## REQUIRED TASK
Copy the records below exactly as they are written.

....

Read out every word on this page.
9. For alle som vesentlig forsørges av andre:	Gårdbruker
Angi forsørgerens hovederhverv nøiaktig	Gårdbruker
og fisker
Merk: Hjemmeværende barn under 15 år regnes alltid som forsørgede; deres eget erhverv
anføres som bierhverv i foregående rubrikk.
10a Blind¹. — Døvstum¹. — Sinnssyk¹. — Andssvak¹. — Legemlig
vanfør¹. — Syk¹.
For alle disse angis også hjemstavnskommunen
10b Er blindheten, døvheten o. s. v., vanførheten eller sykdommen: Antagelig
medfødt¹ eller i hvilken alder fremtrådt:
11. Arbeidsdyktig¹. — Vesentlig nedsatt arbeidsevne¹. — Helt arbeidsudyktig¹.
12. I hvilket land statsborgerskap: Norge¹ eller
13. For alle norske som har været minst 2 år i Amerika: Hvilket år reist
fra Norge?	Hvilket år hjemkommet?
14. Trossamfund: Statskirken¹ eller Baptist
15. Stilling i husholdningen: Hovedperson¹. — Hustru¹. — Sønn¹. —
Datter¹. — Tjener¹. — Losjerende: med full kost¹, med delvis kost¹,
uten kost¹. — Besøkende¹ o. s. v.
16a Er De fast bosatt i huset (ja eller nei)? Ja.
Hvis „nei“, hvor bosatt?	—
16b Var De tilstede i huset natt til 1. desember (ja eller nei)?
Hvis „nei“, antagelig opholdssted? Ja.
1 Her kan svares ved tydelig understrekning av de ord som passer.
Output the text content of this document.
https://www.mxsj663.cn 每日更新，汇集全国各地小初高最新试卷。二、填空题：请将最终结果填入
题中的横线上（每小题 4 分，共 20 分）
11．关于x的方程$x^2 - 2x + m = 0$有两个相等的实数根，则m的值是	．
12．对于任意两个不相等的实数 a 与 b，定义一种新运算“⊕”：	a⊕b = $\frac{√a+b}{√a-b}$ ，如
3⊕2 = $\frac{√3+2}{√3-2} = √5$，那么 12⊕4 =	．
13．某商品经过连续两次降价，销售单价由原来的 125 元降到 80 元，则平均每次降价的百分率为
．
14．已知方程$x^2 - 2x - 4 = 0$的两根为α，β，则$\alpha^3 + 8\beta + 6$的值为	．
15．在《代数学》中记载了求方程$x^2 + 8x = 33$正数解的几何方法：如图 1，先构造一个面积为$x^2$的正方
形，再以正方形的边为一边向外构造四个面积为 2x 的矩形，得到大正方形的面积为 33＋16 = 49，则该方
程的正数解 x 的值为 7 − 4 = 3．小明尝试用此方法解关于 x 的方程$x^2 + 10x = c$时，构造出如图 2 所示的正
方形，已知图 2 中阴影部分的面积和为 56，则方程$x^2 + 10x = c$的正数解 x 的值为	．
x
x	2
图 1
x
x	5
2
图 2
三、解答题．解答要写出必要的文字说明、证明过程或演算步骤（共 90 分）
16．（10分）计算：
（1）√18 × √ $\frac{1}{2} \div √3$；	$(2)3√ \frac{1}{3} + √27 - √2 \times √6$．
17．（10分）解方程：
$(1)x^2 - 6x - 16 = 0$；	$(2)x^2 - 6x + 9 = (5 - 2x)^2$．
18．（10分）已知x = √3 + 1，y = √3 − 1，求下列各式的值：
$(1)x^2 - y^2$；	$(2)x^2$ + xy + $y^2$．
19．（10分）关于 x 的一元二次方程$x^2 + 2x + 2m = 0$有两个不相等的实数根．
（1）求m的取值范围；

....

## CORRECT RESPONSE
Read out every word on this page.
9. For alle som vesentlig forsørges av andre:	Gårdbruker
Angi forsørgerens hovederhverv nøiaktig	Gårdbruker
og fisker
Merk: Hjemmeværende barn under 15 år regnes alltid som forsørgede; deres eget erhverv
anføres som bierhverv i foregående rubrikk.
10a Blind¹. — Døvstum¹. — Sinnssyk¹. — Andssvak¹. — Legemlig
vanfør¹. — Syk¹.
For alle disse angis også hjemstavnskommunen
10b Er blindheten, døvheten o. s. v., vanførheten eller sykdommen: Antagelig
medfødt¹ eller i hvilken alder fremtrådt:
11. Arbeidsdyktig¹. — Vesentlig nedsatt arbeidsevne¹. — Helt arbeidsudyktig¹.
12. I hvilket land statsborgerskap: Norge¹ eller
13. For alle norske som har været minst 2 år i Amerika: Hvilket år reist
fra Norge?	Hvilket år hjemkommet?
14. Trossamfund: Statskirken¹ eller Baptist
15. Stilling i husholdningen: Hovedperson¹. — Hustru¹. — Sønn¹. —
Datter¹. — Tjener¹. — Losjerende: med full kost¹, med delvis kost¹,
uten kost¹. — Besøkende¹ o. s. v.
16a Er De fast bosatt i huset (ja eller nei)? Ja.
Hvis „nei“, hvor bosatt?	—
16b Var De tilstede i huset natt til 1. desember (ja eller nei)?
Hvis „nei“, antagelig opholdssted? Ja.
1 Her kan svares ved tydelig understrekning av de ord som passer.
Output the text content of this document.
https://www.mxsj663.cn 每日更新，汇集全国各地小初高最新试卷。二、填空题：请将最终结果填入
题中的横线上（每小题 4 分，共 20 分）
11．关于x的方程$x^2 - 2x + m = 0$有两个相等的实数根，则m的值是	．
12．对于任意两个不相等的实数 a 与 b，定义一种新运算“⊕”：	a⊕b = $\frac{√a+b}{√a-b}$ ，如
3⊕2 = $\frac{√3+2}{√3-2} = √5$，那么 12⊕4 =	．
13．某商品经过连续两次降价，销售单价由原来的 125 元降到 80 元，则平均每次降价的百分率为
．
14．已知方程$x^2 - 2x - 4 = 0$的两根为α，β，则$\alpha^3 + 8\beta + 6$的值为	．
15．在《代数学》中记载了求方程$x^2 + 8x = 33$正数解的几何方法：如图 1，先构造一个面积为$x^2$的正方
形，再以正方形的边为一边向外构造四个面积为 2x 的矩形，得到大正方形的面积为 33＋16 = 49，则该方
程的正数解 x 的值为 7 − 4 = 3．小明尝试用此方法解关于 x 的方程$x^2 + 10x = c$时，构造出如图 2 所示的正
方形，已知图 2 中阴影部分的面积和为 56，则方程$x^2 + 10x = c$的正数解 x 的值为	．
x
x	2
图 1
x
x	5
2
图 2
三、解答题．解答要写出必要的文字说明、证明过程或演算步骤（共 90 分）
16．（10分）计算：
（1）√18 × √ $\frac{1}{2} \div √3$；	$(2)3√ \frac{1}{3} + √27 - √2 \times √6$．
17．（10分）解方程：
$(1)x^2 - 6x - 16 = 0$；	$(2)x^2 - 6x + 9 = (5 - 2x)^2$．
18．（10分）已知x = √3 + 1，y = √3 − 1，求下列各式的值：
$(1)x^2 - y^2$；	$(2)x^2$ + xy + $y^2$．
19．（10分）关于 x 的一元二次方程$x^2 + 2x + 2m = 0$有两个不相等的实数根．
（1）求m的取值范围；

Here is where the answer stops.